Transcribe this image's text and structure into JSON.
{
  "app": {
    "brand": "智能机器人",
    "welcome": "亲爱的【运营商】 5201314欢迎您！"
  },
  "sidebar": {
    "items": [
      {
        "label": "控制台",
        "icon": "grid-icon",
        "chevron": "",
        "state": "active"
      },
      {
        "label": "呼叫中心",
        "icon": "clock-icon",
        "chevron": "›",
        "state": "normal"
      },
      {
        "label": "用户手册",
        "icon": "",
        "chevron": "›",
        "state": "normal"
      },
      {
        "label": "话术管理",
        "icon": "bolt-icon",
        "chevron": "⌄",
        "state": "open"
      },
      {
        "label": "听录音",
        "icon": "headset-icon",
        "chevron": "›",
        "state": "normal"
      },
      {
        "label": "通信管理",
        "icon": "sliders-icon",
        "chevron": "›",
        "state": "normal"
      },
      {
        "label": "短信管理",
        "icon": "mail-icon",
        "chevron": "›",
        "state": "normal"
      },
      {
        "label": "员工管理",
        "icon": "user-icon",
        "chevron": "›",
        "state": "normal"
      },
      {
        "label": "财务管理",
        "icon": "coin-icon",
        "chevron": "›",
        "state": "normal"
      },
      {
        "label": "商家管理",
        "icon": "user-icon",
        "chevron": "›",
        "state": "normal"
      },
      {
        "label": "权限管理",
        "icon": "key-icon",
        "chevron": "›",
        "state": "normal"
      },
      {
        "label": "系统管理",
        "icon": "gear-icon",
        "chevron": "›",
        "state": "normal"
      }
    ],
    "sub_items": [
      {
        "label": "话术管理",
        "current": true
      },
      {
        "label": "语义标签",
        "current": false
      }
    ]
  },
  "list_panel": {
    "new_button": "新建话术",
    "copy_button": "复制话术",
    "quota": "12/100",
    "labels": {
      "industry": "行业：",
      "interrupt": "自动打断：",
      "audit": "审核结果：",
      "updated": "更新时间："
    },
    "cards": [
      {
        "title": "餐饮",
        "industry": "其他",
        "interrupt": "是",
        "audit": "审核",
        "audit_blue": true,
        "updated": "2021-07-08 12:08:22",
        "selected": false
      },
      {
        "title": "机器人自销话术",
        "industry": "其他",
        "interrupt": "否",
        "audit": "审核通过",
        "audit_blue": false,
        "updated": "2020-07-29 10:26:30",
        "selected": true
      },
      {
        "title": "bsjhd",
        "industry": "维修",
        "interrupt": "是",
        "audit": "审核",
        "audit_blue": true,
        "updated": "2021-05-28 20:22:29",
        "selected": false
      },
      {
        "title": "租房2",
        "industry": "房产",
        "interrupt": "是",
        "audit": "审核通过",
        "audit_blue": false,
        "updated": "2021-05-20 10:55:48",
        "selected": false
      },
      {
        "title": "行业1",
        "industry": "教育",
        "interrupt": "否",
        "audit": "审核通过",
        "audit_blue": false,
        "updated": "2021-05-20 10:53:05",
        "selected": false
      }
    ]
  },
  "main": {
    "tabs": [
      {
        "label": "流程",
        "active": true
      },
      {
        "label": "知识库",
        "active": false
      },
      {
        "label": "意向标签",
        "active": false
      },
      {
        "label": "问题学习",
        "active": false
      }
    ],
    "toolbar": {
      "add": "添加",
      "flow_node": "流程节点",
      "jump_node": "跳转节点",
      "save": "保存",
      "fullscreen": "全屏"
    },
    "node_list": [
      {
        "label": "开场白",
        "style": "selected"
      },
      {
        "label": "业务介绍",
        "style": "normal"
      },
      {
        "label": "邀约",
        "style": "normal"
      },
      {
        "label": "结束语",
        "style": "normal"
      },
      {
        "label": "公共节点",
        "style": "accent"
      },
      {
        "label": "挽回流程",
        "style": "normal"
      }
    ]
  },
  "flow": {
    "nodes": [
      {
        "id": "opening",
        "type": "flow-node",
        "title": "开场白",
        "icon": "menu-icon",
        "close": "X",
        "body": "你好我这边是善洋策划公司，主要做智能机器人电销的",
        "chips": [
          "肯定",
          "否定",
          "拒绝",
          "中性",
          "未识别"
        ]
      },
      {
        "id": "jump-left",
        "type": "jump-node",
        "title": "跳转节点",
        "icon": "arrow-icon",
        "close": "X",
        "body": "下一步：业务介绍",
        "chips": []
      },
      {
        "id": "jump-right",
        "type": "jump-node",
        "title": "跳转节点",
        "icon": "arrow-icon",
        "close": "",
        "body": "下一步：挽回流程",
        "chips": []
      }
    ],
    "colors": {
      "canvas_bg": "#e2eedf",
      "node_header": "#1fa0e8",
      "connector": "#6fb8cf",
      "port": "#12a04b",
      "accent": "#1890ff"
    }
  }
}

::::::

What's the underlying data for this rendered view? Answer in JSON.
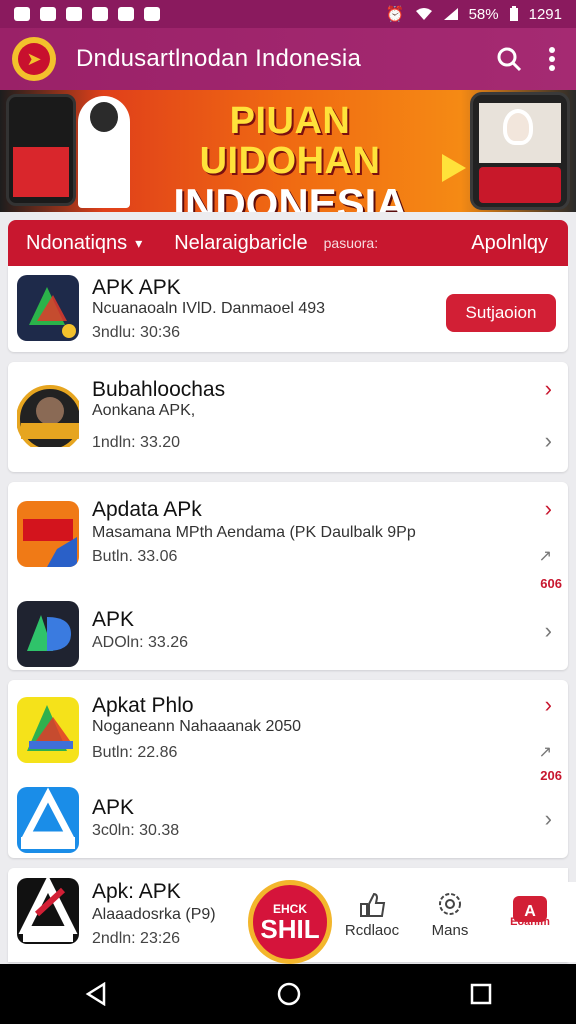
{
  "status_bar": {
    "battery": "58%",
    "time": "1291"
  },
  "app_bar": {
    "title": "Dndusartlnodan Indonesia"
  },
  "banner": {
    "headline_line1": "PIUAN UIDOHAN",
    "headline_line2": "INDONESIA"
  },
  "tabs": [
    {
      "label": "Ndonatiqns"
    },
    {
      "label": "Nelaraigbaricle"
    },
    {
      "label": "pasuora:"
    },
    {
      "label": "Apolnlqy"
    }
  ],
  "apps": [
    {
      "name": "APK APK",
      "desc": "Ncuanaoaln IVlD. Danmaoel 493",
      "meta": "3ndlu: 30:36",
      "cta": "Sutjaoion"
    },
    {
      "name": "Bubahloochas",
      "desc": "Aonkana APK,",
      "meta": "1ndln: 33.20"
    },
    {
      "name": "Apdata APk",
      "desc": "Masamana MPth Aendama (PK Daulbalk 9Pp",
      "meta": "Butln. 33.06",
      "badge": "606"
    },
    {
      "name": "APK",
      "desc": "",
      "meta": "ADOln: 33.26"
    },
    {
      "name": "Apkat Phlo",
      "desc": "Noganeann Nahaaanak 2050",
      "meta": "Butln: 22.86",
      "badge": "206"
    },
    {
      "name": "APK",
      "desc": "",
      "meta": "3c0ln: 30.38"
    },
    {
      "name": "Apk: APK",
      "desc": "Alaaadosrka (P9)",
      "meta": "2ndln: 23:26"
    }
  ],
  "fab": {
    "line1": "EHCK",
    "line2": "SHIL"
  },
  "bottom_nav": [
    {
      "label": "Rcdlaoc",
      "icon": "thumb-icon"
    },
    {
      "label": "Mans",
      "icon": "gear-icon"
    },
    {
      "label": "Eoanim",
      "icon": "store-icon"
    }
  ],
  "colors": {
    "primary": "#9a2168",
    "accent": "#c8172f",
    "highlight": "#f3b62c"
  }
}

::::::

SET EXERCISE:
Select every line where the word "body" occurs.

TASK ANSWER:
        "body": "你好我这边是善洋策划公司，主要做智能机器人电销的",
        "body": "下一步：业务介绍",
        "body": "下一步：挽回流程",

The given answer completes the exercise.